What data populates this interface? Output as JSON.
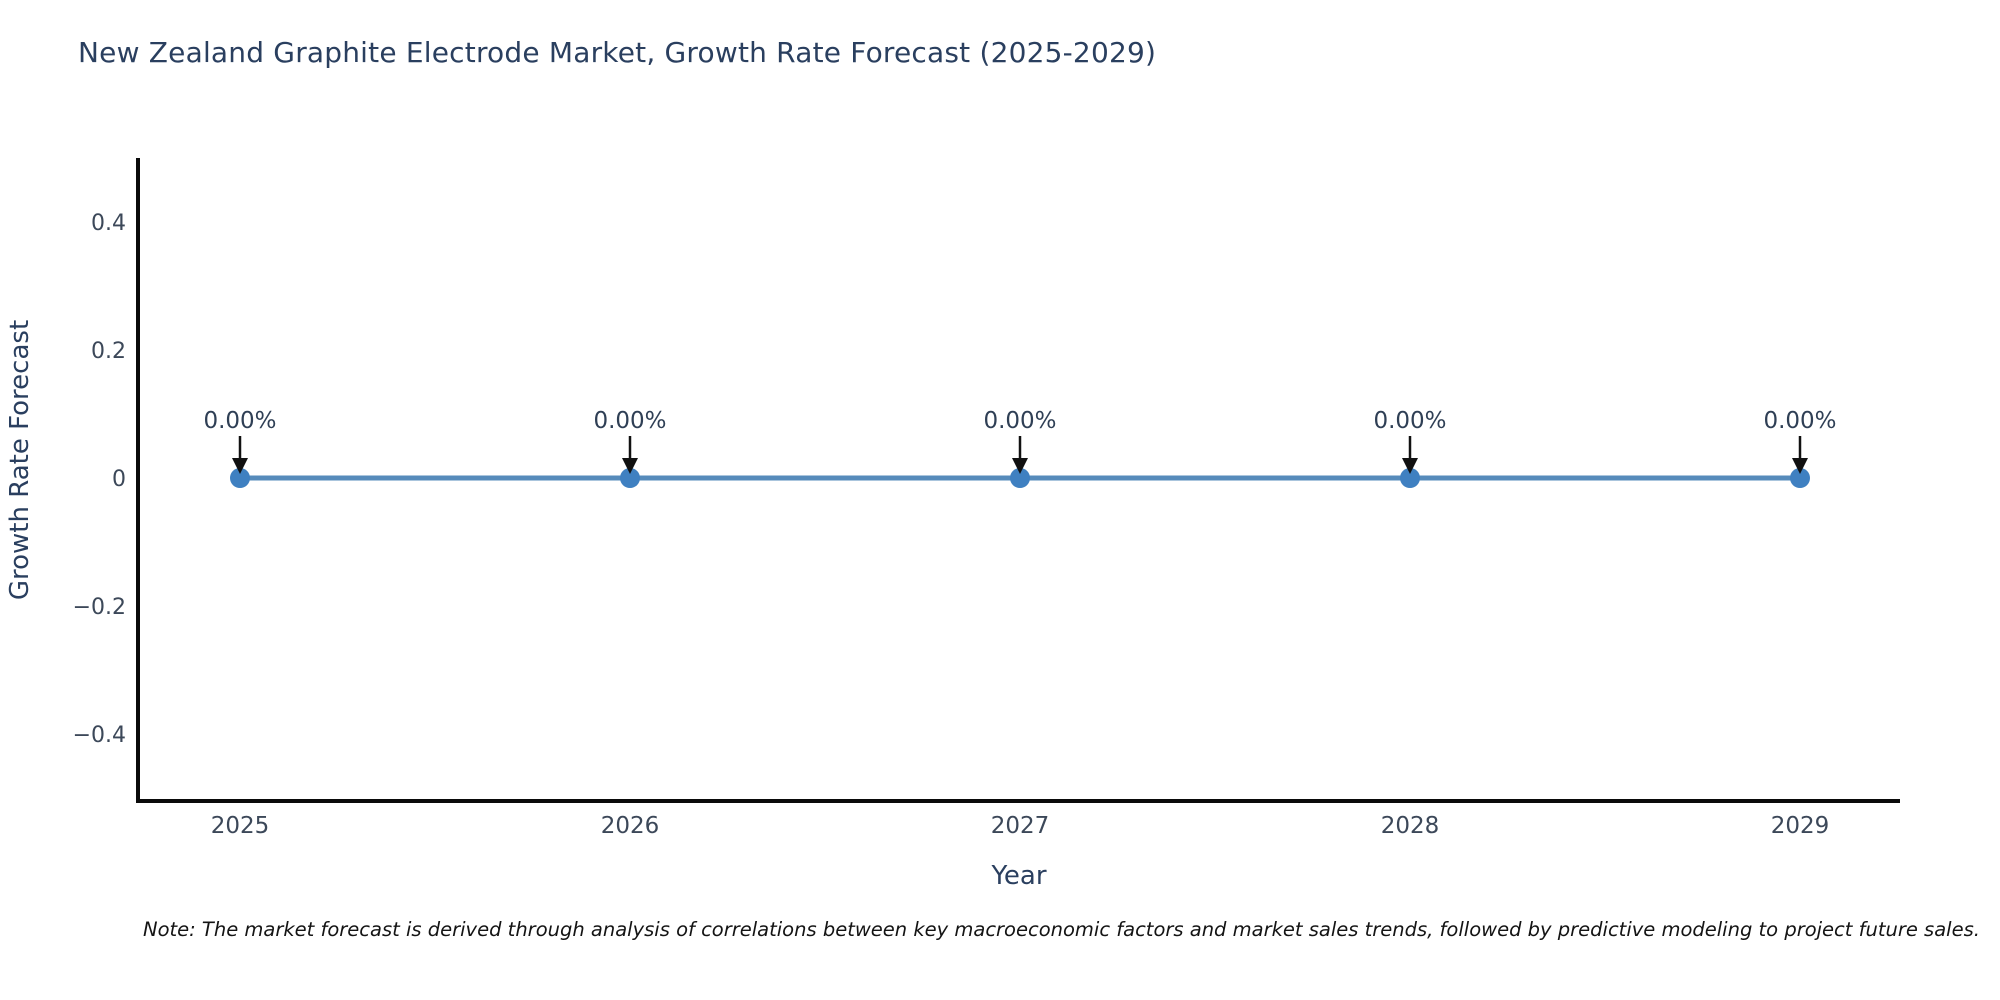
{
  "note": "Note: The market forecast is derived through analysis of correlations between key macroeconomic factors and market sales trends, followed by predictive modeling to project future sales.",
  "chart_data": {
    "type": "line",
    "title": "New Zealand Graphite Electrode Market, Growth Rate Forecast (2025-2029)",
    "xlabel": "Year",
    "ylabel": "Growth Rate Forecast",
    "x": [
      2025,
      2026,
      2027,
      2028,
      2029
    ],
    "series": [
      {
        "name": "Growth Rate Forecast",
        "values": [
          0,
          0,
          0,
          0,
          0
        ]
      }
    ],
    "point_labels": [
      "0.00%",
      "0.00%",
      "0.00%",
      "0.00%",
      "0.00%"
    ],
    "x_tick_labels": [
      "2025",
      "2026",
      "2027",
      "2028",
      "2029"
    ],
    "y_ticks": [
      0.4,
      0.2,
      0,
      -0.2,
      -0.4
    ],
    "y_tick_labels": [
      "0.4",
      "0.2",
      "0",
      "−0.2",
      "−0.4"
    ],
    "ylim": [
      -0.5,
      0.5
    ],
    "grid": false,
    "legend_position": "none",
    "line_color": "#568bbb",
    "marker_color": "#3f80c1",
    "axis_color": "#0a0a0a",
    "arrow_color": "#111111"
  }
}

* * * *

-- YOUR INSTRUCTIONS --
Leave the pictures out and reproduce each record exactly as written.

-- RESULT OF THE TASK --
What data populates this interface? Output as JSON.
{
  "note": "Note: The market forecast is derived through analysis of correlations between key macroeconomic factors and market sales trends, followed by predictive modeling to project future sales.",
  "chart_data": {
    "type": "line",
    "title": "New Zealand Graphite Electrode Market, Growth Rate Forecast (2025-2029)",
    "xlabel": "Year",
    "ylabel": "Growth Rate Forecast",
    "x": [
      2025,
      2026,
      2027,
      2028,
      2029
    ],
    "series": [
      {
        "name": "Growth Rate Forecast",
        "values": [
          0,
          0,
          0,
          0,
          0
        ]
      }
    ],
    "point_labels": [
      "0.00%",
      "0.00%",
      "0.00%",
      "0.00%",
      "0.00%"
    ],
    "x_tick_labels": [
      "2025",
      "2026",
      "2027",
      "2028",
      "2029"
    ],
    "y_ticks": [
      0.4,
      0.2,
      0,
      -0.2,
      -0.4
    ],
    "y_tick_labels": [
      "0.4",
      "0.2",
      "0",
      "−0.2",
      "−0.4"
    ],
    "ylim": [
      -0.5,
      0.5
    ],
    "grid": false,
    "legend_position": "none",
    "line_color": "#568bbb",
    "marker_color": "#3f80c1",
    "axis_color": "#0a0a0a",
    "arrow_color": "#111111"
  }
}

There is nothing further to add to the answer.